(WORK ORDER)
Transcribe the Chad Hedrick profile word for word, beginning at "Personal information" and stopping after "m: 12:55.11 (2005)".

(PAGE EXTRACT)

* * * * * * * * *

Personal information
- Born: April 17, 1977 (age 49) Spring, Texas, U.S.
- Height: 5 ft 10 in (1.78 m)
- Weight: 172.0 lb (78.02 kg)
- Website: ChadHedrick.com (archive)

Sport
- Country: United States
- Sport: Long track speed skating Inline speed skating
- World Cup wins: 1500 m – Netherlands 5000 m – Italy 1500 m – USA 5000 m – Canada
- World championship wins: 2004 overall

Achievements and titles
- Personal bests: 500 m: 35.52 (2009) 1000 m: 1:07.33 (2009) 1500 m: 1:42.14 (2009) 3000 m: 3:39.02 (2005) 5000 m: 6:09.68 (2005) 10 000 m: 12:55.11 (2005)

Medal record
Men's speed skating
Representing the United States
Olympic Games
| Gold medal – first place | 2006 Turin | 5000 m |
| Silver medal – second place | 2006 Turin | 10000 m |
| Silver medal – second place | 2010 Vancouver | Team pursuit |
| Bronze medal – third place | 2006 Turin | 1500 m |
| Bronze medal – third place | 2010 Vancouver | 1000 m |
World Championships
| Gold medal – first place | 2004 Hamar | Allround |
| Gold medal – first place | 2004 Seoul | 5000 m |
| Gold medal – first place | 2005 Inzell | 5000 m |
| Silver medal – second place | 2005 Moscow | Allround |
| Bronze medal – third place | 2004 Seoul | 10000 m |
| Bronze medal – third place | 2005 Inzell | 10000 m |
World Games
| Gold medal – first place | 2001 Akito | 500 m sprint |
| Gold medal – first place | 2001 Akito | 10000 m points |
| Gold medal – first place | 2001 Akito | 15,000 m points elimination |
| Bronze medal – third place | 2001 Akito | 300 m time trial |

= Chad Hedrick =

American speed skater (born 1977)

* * * * * * * * *

(INFORMATION PROVIDED)
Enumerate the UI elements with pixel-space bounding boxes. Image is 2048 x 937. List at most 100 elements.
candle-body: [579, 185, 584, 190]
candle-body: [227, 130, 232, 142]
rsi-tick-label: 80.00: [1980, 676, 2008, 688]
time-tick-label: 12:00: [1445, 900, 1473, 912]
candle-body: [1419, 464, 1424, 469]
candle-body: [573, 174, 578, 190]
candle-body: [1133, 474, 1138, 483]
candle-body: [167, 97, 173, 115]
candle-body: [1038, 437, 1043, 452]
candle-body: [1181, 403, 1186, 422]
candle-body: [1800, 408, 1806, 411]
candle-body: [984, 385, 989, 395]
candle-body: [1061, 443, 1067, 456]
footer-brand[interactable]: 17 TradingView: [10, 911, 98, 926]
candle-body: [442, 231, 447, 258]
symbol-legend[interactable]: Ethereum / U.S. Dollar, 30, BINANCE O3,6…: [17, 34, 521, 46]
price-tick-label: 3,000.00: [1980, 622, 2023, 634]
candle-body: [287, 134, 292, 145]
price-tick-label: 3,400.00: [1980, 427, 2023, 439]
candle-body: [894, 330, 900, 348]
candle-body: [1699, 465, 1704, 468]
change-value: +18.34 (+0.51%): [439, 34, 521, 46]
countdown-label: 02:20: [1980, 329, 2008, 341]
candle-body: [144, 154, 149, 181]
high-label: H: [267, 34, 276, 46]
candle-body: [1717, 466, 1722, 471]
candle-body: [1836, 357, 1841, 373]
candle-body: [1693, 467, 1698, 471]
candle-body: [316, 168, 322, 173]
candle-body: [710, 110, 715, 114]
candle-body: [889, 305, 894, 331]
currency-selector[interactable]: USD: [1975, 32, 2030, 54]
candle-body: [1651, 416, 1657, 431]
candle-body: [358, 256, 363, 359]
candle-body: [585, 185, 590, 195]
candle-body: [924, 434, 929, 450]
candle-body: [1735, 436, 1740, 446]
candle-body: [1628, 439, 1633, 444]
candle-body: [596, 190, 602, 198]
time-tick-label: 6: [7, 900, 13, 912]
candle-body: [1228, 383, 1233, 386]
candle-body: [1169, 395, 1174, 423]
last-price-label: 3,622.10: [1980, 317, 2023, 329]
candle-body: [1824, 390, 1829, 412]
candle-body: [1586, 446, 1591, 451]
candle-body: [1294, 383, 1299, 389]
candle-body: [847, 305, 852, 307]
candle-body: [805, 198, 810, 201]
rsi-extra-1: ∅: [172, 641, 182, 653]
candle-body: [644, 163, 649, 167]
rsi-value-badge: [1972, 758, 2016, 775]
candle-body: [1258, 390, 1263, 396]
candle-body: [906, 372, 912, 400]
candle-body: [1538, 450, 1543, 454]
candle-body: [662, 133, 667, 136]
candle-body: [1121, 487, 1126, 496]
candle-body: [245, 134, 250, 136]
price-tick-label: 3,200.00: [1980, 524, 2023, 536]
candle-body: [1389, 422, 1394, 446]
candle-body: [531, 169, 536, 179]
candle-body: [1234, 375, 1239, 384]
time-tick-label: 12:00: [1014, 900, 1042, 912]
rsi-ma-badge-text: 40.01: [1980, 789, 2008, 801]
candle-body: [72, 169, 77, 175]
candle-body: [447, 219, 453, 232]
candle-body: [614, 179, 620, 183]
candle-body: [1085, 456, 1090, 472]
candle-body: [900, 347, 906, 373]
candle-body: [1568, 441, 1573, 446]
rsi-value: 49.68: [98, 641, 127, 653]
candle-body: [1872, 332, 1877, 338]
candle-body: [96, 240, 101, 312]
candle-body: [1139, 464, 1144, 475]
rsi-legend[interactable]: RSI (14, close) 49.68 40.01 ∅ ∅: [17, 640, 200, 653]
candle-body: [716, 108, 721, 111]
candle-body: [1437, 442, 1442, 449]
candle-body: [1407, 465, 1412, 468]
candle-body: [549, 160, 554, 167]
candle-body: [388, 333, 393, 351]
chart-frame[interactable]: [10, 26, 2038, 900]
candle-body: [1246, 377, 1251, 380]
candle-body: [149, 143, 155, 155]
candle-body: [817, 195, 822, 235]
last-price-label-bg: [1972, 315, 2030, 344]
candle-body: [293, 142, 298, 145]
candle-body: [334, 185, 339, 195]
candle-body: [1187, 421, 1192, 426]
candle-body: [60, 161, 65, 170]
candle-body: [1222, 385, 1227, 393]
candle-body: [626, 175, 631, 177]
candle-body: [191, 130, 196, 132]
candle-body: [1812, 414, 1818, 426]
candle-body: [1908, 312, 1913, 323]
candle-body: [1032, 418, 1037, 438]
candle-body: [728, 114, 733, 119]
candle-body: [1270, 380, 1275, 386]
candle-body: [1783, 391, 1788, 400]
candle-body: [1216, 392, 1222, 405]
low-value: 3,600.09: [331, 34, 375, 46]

* * * * * * * * *

(OUTPUT OF THE TASK)
Personal information
- Born: April 17, 1977 (age 49) Spring, Texas, U.S.
- Height: 5 ft 10 in (1.78 m)
- Weight: 172.0 lb (78.02 kg)
- Website: ChadHedrick.com (archive)

Sport
- Country: United States
- Sport: Long track speed skating Inline speed skating
- World Cup wins: 1500 m – Netherlands 5000 m – Italy 1500 m – USA 5000 m – Canada
- World championship wins: 2004 overall

Achievements and titles
- Personal bests: 500 m: 35.52 (2009) 1000 m: 1:07.33 (2009) 1500 m: 1:42.14 (2009) 3000 m: 3:39.02 (2005) 5000 m: 6:09.68 (2005) 10 000 m: 12:55.11 (2005)